- [Written instruction] Collect from the data below each line with "наличии".

— Start of Input records —

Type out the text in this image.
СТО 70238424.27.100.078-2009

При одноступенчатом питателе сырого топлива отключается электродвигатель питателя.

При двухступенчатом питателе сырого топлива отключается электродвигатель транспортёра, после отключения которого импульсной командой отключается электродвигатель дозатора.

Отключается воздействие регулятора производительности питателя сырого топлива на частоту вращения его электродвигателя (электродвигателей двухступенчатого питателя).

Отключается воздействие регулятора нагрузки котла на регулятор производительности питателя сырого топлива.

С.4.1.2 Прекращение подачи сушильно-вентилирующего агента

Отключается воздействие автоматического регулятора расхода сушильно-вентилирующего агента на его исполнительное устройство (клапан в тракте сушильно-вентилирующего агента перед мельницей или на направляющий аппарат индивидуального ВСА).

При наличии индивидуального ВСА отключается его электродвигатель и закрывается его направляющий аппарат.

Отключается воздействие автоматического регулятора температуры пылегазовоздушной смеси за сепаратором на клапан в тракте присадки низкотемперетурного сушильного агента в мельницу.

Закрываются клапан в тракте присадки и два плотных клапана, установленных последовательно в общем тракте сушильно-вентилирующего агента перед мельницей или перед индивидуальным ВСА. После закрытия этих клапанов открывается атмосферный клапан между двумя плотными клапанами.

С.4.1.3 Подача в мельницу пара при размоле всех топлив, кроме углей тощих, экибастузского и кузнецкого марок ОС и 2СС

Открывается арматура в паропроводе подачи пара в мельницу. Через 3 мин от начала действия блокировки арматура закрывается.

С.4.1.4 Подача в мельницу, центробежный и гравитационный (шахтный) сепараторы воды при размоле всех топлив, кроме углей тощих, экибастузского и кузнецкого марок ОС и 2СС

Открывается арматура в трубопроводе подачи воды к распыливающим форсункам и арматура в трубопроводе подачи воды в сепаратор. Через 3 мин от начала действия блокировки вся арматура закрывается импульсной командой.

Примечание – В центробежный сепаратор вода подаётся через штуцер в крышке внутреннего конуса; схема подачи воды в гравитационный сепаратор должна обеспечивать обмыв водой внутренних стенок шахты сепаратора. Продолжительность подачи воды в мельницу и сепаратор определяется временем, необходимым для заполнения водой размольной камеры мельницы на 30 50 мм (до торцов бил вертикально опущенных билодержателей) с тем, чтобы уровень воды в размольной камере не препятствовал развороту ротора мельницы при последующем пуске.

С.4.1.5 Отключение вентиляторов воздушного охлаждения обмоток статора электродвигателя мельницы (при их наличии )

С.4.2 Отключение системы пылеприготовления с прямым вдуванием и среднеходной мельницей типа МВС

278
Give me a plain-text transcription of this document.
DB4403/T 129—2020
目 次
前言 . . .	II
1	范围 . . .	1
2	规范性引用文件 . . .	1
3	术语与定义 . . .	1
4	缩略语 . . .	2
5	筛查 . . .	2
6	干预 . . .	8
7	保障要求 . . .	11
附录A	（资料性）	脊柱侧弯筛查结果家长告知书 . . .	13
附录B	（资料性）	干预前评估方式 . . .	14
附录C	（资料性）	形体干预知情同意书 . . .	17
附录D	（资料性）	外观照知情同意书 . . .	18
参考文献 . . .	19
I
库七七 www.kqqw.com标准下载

— End of Input records —

- [Result for this exercise]
При наличии индивидуального ВСА отключается его электродвигатель и закрывается его направляющий аппарат.
С.4.1.5 Отключение вентиляторов воздушного охлаждения обмоток статора электродвигателя мельницы (при их наличии )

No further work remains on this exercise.